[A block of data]
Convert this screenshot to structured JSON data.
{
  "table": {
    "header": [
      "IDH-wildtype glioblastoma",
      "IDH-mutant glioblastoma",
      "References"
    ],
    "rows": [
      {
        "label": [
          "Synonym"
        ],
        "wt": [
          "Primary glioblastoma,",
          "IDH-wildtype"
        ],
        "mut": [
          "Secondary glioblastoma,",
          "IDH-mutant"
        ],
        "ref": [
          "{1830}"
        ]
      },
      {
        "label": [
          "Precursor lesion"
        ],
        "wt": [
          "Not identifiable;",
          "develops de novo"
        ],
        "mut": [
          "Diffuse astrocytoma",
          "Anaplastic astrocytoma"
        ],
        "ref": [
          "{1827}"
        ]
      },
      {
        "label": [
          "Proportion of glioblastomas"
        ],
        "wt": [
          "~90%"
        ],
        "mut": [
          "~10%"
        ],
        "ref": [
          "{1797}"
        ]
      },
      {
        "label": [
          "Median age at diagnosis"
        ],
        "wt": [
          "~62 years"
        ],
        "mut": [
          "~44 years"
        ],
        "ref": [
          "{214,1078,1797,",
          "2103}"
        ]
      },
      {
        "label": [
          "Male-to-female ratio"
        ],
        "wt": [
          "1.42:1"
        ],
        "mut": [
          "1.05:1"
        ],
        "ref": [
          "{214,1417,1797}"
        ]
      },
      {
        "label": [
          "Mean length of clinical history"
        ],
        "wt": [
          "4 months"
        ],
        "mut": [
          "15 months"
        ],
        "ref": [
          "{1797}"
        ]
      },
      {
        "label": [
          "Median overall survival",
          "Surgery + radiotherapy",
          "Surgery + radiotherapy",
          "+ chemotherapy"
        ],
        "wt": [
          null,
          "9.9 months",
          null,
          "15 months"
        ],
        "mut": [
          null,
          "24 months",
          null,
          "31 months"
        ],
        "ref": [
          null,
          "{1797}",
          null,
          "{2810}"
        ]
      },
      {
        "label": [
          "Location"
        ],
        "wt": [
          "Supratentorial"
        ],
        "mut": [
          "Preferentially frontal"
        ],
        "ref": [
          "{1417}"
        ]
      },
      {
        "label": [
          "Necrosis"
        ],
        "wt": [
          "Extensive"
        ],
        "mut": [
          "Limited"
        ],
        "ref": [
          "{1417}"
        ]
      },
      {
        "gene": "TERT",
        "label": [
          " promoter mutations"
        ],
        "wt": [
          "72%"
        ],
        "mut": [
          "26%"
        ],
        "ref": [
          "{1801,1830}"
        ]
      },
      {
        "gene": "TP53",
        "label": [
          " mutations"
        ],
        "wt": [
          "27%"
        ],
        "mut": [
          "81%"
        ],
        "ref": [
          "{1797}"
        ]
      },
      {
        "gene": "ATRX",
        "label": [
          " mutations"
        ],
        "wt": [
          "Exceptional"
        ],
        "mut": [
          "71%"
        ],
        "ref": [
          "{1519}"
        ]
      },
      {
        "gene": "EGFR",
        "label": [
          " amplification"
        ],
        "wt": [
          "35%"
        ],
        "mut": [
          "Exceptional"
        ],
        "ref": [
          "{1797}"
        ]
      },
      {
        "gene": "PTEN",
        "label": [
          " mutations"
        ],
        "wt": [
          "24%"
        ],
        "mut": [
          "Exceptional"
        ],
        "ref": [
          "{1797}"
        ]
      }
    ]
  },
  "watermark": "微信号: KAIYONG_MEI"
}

**TASK STATEMENT**
Copy out the whole listing, exactly as written.

**EXERCISE SOLUTION**
Convert this screenshot to structured JSON data.
{
  "table": {
    "header": [
      "IDH-wildtype glioblastoma",
      "IDH-mutant glioblastoma",
      "References"
    ],
    "rows": [
      {
        "label": [
          "Synonym"
        ],
        "wt": [
          "Primary glioblastoma,",
          "IDH-wildtype"
        ],
        "mut": [
          "Secondary glioblastoma,",
          "IDH-mutant"
        ],
        "ref": [
          "{1830}"
        ]
      },
      {
        "label": [
          "Precursor lesion"
        ],
        "wt": [
          "Not identifiable;",
          "develops de novo"
        ],
        "mut": [
          "Diffuse astrocytoma",
          "Anaplastic astrocytoma"
        ],
        "ref": [
          "{1827}"
        ]
      },
      {
        "label": [
          "Proportion of glioblastomas"
        ],
        "wt": [
          "~90%"
        ],
        "mut": [
          "~10%"
        ],
        "ref": [
          "{1797}"
        ]
      },
      {
        "label": [
          "Median age at diagnosis"
        ],
        "wt": [
          "~62 years"
        ],
        "mut": [
          "~44 years"
        ],
        "ref": [
          "{214,1078,1797,",
          "2103}"
        ]
      },
      {
        "label": [
          "Male-to-female ratio"
        ],
        "wt": [
          "1.42:1"
        ],
        "mut": [
          "1.05:1"
        ],
        "ref": [
          "{214,1417,1797}"
        ]
      },
      {
        "label": [
          "Mean length of clinical history"
        ],
        "wt": [
          "4 months"
        ],
        "mut": [
          "15 months"
        ],
        "ref": [
          "{1797}"
        ]
      },
      {
        "label": [
          "Median overall survival",
          "Surgery + radiotherapy",
          "Surgery + radiotherapy",
          "+ chemotherapy"
        ],
        "wt": [
          null,
          "9.9 months",
          null,
          "15 months"
        ],
        "mut": [
          null,
          "24 months",
          null,
          "31 months"
        ],
        "ref": [
          null,
          "{1797}",
          null,
          "{2810}"
        ]
      },
      {
        "label": [
          "Location"
        ],
        "wt": [
          "Supratentorial"
        ],
        "mut": [
          "Preferentially frontal"
        ],
        "ref": [
          "{1417}"
        ]
      },
      {
        "label": [
          "Necrosis"
        ],
        "wt": [
          "Extensive"
        ],
        "mut": [
          "Limited"
        ],
        "ref": [
          "{1417}"
        ]
      },
      {
        "gene": "TERT",
        "label": [
          " promoter mutations"
        ],
        "wt": [
          "72%"
        ],
        "mut": [
          "26%"
        ],
        "ref": [
          "{1801,1830}"
        ]
      },
      {
        "gene": "TP53",
        "label": [
          " mutations"
        ],
        "wt": [
          "27%"
        ],
        "mut": [
          "81%"
        ],
        "ref": [
          "{1797}"
        ]
      },
      {
        "gene": "ATRX",
        "label": [
          " mutations"
        ],
        "wt": [
          "Exceptional"
        ],
        "mut": [
          "71%"
        ],
        "ref": [
          "{1519}"
        ]
      },
      {
        "gene": "EGFR",
        "label": [
          " amplification"
        ],
        "wt": [
          "35%"
        ],
        "mut": [
          "Exceptional"
        ],
        "ref": [
          "{1797}"
        ]
      },
      {
        "gene": "PTEN",
        "label": [
          " mutations"
        ],
        "wt": [
          "24%"
        ],
        "mut": [
          "Exceptional"
        ],
        "ref": [
          "{1797}"
        ]
      }
    ]
  },
  "watermark": "微信号: KAIYONG_MEI"
}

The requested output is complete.